■ Data in this exercise ■

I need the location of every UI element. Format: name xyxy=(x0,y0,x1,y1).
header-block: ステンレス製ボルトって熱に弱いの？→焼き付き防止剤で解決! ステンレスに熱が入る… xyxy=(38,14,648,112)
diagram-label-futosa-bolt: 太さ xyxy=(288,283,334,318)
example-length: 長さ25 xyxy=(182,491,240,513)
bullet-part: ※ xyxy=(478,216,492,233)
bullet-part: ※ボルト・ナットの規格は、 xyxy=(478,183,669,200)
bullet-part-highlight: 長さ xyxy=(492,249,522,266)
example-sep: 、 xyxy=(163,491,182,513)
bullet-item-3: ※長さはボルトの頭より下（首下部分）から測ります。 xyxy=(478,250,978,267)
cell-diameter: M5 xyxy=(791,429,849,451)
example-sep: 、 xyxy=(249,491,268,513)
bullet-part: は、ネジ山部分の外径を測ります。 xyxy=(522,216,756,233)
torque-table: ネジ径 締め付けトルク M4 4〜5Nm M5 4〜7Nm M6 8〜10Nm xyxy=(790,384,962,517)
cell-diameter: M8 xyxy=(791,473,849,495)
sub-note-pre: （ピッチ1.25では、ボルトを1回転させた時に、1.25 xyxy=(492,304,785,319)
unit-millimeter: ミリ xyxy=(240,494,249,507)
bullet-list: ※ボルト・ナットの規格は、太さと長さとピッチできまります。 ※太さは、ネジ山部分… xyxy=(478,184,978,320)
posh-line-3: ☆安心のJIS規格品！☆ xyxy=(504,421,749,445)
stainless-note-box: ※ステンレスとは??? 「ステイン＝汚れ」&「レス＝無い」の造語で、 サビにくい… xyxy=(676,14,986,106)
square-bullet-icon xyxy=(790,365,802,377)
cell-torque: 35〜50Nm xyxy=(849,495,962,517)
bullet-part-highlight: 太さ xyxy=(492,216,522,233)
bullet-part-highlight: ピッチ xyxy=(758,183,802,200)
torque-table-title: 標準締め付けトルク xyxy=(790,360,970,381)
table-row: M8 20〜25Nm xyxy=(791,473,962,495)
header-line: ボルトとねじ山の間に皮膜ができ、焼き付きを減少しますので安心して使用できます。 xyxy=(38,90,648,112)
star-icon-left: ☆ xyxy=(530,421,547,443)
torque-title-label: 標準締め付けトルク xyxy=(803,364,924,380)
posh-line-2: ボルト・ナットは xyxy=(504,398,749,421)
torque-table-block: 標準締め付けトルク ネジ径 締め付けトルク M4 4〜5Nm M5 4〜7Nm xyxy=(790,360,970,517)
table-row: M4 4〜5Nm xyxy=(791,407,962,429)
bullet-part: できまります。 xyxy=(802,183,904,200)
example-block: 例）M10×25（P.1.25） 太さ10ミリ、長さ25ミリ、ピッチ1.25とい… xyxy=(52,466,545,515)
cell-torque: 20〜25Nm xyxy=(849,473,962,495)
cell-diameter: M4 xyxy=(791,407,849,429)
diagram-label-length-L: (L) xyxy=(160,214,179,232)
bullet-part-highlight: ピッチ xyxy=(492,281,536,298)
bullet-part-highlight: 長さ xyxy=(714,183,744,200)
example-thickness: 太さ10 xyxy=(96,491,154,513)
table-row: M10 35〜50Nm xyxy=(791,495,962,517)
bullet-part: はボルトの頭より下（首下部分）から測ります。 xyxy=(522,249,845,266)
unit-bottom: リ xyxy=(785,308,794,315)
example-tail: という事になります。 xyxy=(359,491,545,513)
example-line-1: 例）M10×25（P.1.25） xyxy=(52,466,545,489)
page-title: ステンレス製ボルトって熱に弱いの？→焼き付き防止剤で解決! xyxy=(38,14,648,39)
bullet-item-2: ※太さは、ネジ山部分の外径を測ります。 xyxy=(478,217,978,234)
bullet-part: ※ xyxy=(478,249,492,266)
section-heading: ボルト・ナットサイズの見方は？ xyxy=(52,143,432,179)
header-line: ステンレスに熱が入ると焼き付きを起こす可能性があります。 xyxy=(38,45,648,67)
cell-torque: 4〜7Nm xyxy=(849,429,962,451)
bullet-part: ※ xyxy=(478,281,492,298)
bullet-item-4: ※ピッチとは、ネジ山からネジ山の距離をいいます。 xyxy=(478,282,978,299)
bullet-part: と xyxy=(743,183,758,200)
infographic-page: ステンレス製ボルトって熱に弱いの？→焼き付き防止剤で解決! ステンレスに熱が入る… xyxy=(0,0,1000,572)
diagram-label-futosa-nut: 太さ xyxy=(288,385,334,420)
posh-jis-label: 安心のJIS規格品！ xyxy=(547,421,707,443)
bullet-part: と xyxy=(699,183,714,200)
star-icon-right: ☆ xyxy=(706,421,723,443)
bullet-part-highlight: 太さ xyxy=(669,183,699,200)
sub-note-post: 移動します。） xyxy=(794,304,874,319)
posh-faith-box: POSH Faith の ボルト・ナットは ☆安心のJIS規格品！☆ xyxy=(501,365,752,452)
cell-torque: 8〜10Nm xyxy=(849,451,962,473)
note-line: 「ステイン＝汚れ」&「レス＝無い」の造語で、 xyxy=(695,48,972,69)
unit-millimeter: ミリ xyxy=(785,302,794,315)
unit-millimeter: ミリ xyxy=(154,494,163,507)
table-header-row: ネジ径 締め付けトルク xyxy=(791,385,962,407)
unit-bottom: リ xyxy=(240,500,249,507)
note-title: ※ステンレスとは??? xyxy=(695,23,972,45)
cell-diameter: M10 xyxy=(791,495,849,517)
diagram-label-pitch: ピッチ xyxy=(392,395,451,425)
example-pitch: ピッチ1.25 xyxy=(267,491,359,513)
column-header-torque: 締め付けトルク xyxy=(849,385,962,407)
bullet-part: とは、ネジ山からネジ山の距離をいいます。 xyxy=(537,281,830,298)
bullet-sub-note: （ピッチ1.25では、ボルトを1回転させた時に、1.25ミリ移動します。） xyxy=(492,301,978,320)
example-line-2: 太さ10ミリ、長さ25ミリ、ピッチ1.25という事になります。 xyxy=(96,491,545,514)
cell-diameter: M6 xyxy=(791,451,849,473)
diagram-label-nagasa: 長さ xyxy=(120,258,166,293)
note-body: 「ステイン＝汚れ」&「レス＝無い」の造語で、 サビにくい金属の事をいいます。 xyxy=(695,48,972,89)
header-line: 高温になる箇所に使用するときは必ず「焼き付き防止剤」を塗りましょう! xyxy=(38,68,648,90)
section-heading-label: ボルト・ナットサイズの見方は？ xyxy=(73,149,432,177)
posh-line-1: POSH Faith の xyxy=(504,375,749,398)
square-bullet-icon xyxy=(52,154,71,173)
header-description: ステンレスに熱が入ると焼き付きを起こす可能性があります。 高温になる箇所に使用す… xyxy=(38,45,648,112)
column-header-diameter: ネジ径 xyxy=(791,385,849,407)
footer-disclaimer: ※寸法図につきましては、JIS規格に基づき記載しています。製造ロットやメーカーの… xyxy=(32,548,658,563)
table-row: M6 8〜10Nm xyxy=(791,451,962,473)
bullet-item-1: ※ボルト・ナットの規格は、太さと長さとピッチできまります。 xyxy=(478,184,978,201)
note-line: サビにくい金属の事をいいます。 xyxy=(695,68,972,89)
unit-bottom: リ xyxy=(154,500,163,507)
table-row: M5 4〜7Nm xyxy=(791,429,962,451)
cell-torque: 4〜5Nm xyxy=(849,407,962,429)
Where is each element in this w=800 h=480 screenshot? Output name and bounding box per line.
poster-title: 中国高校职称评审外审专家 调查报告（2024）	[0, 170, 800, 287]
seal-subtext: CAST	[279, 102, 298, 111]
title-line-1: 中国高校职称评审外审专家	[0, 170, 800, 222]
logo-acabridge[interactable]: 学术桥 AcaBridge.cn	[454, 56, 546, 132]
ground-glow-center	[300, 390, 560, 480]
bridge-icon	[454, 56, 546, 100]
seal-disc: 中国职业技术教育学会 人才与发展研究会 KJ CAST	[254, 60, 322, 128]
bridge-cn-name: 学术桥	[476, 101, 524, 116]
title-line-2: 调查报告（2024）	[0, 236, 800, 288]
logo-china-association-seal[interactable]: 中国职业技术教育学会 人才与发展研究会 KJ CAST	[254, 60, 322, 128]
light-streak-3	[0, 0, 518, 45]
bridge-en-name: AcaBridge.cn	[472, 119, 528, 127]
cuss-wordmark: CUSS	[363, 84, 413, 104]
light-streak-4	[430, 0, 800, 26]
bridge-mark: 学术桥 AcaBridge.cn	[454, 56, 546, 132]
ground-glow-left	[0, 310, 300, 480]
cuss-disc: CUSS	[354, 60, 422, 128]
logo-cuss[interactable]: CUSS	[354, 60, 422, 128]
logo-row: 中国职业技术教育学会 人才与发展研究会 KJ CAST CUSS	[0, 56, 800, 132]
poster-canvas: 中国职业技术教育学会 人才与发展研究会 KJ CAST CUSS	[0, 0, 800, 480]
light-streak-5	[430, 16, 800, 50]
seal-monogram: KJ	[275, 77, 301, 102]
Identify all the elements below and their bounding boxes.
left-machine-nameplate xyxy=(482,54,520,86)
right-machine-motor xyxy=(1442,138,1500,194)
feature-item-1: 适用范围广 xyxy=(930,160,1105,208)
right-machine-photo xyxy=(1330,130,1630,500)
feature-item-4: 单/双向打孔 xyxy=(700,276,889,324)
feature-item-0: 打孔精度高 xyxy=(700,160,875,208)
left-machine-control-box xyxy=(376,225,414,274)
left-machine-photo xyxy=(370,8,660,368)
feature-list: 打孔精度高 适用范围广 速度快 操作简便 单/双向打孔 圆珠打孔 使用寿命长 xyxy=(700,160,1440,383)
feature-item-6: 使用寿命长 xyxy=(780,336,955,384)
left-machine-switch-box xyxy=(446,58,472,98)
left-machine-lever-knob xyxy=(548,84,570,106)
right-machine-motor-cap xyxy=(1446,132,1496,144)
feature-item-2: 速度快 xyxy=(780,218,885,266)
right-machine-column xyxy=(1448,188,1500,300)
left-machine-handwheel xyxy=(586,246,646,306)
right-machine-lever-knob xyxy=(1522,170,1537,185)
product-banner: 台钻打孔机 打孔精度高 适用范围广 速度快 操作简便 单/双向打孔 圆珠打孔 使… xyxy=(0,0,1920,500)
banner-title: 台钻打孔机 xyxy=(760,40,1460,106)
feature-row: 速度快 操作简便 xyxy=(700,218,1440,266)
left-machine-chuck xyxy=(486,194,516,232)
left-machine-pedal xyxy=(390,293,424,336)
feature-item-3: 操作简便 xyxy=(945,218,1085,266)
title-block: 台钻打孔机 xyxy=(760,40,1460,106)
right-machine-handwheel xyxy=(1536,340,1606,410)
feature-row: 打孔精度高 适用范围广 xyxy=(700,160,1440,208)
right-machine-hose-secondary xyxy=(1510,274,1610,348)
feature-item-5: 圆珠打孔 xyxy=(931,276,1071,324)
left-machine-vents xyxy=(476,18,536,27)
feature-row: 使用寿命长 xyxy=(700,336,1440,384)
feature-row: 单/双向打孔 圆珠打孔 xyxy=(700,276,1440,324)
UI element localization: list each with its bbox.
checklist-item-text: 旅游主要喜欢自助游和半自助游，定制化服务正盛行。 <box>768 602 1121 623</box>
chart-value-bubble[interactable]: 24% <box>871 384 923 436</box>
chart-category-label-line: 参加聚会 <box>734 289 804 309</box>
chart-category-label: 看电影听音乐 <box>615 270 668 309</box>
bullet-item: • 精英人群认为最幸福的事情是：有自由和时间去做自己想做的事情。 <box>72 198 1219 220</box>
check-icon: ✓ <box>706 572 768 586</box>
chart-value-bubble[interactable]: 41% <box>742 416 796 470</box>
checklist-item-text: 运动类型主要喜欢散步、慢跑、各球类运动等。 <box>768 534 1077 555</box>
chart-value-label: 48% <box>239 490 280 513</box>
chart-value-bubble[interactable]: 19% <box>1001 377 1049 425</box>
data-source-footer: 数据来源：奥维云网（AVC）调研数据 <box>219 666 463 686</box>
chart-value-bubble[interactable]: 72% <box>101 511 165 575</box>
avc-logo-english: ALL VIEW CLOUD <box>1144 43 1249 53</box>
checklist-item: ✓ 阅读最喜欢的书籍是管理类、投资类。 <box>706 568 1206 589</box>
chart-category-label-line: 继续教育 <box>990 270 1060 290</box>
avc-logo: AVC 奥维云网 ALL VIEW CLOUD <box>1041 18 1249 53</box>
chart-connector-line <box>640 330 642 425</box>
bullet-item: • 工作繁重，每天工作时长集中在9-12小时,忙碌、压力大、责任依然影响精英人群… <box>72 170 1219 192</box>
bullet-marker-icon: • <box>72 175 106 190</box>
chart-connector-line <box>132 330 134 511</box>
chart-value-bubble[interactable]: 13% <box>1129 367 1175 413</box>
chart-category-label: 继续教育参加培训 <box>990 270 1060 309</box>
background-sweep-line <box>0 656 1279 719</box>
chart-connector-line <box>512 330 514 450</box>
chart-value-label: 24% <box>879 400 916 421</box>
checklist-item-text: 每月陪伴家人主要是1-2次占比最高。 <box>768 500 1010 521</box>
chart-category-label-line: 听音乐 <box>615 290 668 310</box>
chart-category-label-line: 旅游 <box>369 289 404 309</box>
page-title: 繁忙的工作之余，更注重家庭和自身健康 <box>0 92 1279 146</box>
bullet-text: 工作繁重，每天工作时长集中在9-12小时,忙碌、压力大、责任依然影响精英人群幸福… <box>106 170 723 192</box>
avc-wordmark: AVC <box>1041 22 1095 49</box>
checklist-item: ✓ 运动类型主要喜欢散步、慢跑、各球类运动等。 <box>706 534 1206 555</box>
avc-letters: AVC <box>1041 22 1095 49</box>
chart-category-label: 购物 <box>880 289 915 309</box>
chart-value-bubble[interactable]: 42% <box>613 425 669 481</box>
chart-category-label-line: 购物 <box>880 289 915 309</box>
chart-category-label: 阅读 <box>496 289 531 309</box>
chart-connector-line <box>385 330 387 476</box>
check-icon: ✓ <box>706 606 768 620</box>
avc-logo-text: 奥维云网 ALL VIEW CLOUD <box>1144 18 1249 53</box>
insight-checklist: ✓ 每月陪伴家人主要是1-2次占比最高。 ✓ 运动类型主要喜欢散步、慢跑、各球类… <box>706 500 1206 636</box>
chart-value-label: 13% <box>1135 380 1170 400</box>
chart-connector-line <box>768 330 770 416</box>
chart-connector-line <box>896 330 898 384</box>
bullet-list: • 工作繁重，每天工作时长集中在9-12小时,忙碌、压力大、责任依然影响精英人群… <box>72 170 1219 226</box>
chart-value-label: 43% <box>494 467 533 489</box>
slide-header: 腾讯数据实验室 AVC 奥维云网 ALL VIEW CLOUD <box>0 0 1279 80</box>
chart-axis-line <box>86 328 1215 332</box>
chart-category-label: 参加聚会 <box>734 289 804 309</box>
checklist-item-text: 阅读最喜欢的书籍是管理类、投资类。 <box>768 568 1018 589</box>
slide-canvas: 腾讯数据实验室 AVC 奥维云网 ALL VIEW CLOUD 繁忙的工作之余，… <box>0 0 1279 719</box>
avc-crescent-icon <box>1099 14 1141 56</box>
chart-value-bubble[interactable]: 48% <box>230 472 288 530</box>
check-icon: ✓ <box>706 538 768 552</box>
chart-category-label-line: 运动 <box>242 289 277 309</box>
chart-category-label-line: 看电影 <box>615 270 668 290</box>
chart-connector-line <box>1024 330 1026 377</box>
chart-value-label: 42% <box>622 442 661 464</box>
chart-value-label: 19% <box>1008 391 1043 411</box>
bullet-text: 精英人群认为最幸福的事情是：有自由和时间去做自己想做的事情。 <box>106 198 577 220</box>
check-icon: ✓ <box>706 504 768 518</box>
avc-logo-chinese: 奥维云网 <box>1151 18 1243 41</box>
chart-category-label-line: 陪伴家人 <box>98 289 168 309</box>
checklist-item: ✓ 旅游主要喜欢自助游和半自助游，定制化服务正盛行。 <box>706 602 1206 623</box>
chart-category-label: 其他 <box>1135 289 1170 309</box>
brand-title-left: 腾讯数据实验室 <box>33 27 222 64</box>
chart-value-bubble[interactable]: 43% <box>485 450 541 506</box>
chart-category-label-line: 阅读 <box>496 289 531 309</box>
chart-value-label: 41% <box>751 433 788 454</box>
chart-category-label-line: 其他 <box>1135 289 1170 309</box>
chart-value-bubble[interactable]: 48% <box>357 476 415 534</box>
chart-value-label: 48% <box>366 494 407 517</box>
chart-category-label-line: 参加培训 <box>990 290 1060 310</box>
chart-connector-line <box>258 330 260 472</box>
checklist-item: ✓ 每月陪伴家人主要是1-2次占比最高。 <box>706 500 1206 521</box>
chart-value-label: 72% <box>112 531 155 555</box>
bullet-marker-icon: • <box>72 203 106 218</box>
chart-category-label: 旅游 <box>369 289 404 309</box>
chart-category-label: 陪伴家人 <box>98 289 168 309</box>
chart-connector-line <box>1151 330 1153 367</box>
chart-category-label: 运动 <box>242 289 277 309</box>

■ Given exercise ■
Reproduce verbatim the stretch of the data from its first line through the line containing "bullet-part-highlight: 長さ xyxy=(492,249,522,266)", including both of those lines.

■ Reply ■
I need the location of every UI element. Format: name xyxy=(x0,y0,x1,y1).
header-block: ステンレス製ボルトって熱に弱いの？→焼き付き防止剤で解決! ステンレスに熱が入る… xyxy=(38,14,648,112)
diagram-label-futosa-bolt: 太さ xyxy=(288,283,334,318)
example-length: 長さ25 xyxy=(182,491,240,513)
bullet-part: ※ xyxy=(478,216,492,233)
bullet-part: ※ボルト・ナットの規格は、 xyxy=(478,183,669,200)
bullet-part-highlight: 長さ xyxy=(492,249,522,266)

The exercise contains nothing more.